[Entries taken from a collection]
============================================================
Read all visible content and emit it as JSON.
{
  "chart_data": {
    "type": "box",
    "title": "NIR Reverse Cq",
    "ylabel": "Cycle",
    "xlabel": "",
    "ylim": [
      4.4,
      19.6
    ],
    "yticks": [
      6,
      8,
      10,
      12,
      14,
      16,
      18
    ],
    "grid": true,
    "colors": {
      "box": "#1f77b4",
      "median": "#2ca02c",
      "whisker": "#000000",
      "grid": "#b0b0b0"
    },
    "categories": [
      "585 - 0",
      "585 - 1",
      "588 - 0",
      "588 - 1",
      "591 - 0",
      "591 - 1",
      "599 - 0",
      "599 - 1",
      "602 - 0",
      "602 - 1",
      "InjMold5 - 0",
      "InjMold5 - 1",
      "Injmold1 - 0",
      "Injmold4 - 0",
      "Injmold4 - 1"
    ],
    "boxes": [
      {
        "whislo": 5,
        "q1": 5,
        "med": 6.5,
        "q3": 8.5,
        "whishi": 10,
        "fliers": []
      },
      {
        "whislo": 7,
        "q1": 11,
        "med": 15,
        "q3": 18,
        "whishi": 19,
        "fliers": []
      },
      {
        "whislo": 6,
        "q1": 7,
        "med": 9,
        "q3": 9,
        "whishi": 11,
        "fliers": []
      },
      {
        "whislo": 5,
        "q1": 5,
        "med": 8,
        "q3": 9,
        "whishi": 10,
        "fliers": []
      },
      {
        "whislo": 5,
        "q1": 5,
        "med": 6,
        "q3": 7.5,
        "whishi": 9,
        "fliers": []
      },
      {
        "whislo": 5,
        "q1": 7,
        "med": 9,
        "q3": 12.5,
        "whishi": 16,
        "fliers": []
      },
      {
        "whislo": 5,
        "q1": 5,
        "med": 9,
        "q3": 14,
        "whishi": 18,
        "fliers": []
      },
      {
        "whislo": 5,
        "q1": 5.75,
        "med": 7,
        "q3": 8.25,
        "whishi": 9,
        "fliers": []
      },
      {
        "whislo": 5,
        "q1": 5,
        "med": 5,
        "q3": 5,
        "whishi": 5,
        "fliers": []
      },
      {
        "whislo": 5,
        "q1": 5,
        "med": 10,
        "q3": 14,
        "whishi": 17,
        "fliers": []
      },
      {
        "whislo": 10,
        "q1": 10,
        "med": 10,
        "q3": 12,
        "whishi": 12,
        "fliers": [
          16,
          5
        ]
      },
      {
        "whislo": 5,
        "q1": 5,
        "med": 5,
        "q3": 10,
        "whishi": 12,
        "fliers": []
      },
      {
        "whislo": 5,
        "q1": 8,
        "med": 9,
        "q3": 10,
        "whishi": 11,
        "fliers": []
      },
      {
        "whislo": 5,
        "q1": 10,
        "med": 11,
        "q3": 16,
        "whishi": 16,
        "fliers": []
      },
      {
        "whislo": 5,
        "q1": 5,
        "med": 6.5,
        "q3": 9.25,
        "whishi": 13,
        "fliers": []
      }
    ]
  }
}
============================================================
Your task is to give the records above again, exactly.

* Response to this task *
Read all visible content and emit it as JSON.
{
  "chart_data": {
    "type": "box",
    "title": "NIR Reverse Cq",
    "ylabel": "Cycle",
    "xlabel": "",
    "ylim": [
      4.4,
      19.6
    ],
    "yticks": [
      6,
      8,
      10,
      12,
      14,
      16,
      18
    ],
    "grid": true,
    "colors": {
      "box": "#1f77b4",
      "median": "#2ca02c",
      "whisker": "#000000",
      "grid": "#b0b0b0"
    },
    "categories": [
      "585 - 0",
      "585 - 1",
      "588 - 0",
      "588 - 1",
      "591 - 0",
      "591 - 1",
      "599 - 0",
      "599 - 1",
      "602 - 0",
      "602 - 1",
      "InjMold5 - 0",
      "InjMold5 - 1",
      "Injmold1 - 0",
      "Injmold4 - 0",
      "Injmold4 - 1"
    ],
    "boxes": [
      {
        "whislo": 5,
        "q1": 5,
        "med": 6.5,
        "q3": 8.5,
        "whishi": 10,
        "fliers": []
      },
      {
        "whislo": 7,
        "q1": 11,
        "med": 15,
        "q3": 18,
        "whishi": 19,
        "fliers": []
      },
      {
        "whislo": 6,
        "q1": 7,
        "med": 9,
        "q3": 9,
        "whishi": 11,
        "fliers": []
      },
      {
        "whislo": 5,
        "q1": 5,
        "med": 8,
        "q3": 9,
        "whishi": 10,
        "fliers": []
      },
      {
        "whislo": 5,
        "q1": 5,
        "med": 6,
        "q3": 7.5,
        "whishi": 9,
        "fliers": []
      },
      {
        "whislo": 5,
        "q1": 7,
        "med": 9,
        "q3": 12.5,
        "whishi": 16,
        "fliers": []
      },
      {
        "whislo": 5,
        "q1": 5,
        "med": 9,
        "q3": 14,
        "whishi": 18,
        "fliers": []
      },
      {
        "whislo": 5,
        "q1": 5.75,
        "med": 7,
        "q3": 8.25,
        "whishi": 9,
        "fliers": []
      },
      {
        "whislo": 5,
        "q1": 5,
        "med": 5,
        "q3": 5,
        "whishi": 5,
        "fliers": []
      },
      {
        "whislo": 5,
        "q1": 5,
        "med": 10,
        "q3": 14,
        "whishi": 17,
        "fliers": []
      },
      {
        "whislo": 10,
        "q1": 10,
        "med": 10,
        "q3": 12,
        "whishi": 12,
        "fliers": [
          16,
          5
        ]
      },
      {
        "whislo": 5,
        "q1": 5,
        "med": 5,
        "q3": 10,
        "whishi": 12,
        "fliers": []
      },
      {
        "whislo": 5,
        "q1": 8,
        "med": 9,
        "q3": 10,
        "whishi": 11,
        "fliers": []
      },
      {
        "whislo": 5,
        "q1": 10,
        "med": 11,
        "q3": 16,
        "whishi": 16,
        "fliers": []
      },
      {
        "whislo": 5,
        "q1": 5,
        "med": 6.5,
        "q3": 9.25,
        "whishi": 13,
        "fliers": []
      }
    ]
  }
}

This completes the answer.